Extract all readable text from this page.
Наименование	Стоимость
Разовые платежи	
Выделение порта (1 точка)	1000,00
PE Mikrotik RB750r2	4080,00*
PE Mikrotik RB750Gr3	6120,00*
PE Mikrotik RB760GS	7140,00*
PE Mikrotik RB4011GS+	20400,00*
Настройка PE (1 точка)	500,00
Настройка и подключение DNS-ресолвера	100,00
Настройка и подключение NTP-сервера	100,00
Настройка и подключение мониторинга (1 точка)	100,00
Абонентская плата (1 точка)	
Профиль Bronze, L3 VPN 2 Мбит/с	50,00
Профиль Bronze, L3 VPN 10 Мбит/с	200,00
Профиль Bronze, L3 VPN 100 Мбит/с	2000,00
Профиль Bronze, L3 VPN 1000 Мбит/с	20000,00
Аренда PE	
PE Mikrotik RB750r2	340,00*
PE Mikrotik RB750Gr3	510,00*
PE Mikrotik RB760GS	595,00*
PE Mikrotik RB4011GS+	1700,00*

_ _ _ _ _

--- WHAT IS REQUIRED ---
Extract each record, keeping it identical to the original.

--- CORRECT RESULT ---
Extract all readable text from this page.
Наименование	Стоимость
Разовые платежи	
Выделение порта (1 точка)	1000,00
PE Mikrotik RB750r2	4080,00*
PE Mikrotik RB750Gr3	6120,00*
PE Mikrotik RB760GS	7140,00*
PE Mikrotik RB4011GS+	20400,00*
Настройка PE (1 точка)	500,00
Настройка и подключение DNS-ресолвера	100,00
Настройка и подключение NTP-сервера	100,00
Настройка и подключение мониторинга (1 точка)	100,00
Абонентская плата (1 точка)	
Профиль Bronze, L3 VPN 2 Мбит/с	50,00
Профиль Bronze, L3 VPN 10 Мбит/с	200,00
Профиль Bronze, L3 VPN 100 Мбит/с	2000,00
Профиль Bronze, L3 VPN 1000 Мбит/с	20000,00
Аренда PE	
PE Mikrotik RB750r2	340,00*
PE Mikrotik RB750Gr3	510,00*
PE Mikrotik RB760GS	595,00*
PE Mikrotik RB4011GS+	1700,00*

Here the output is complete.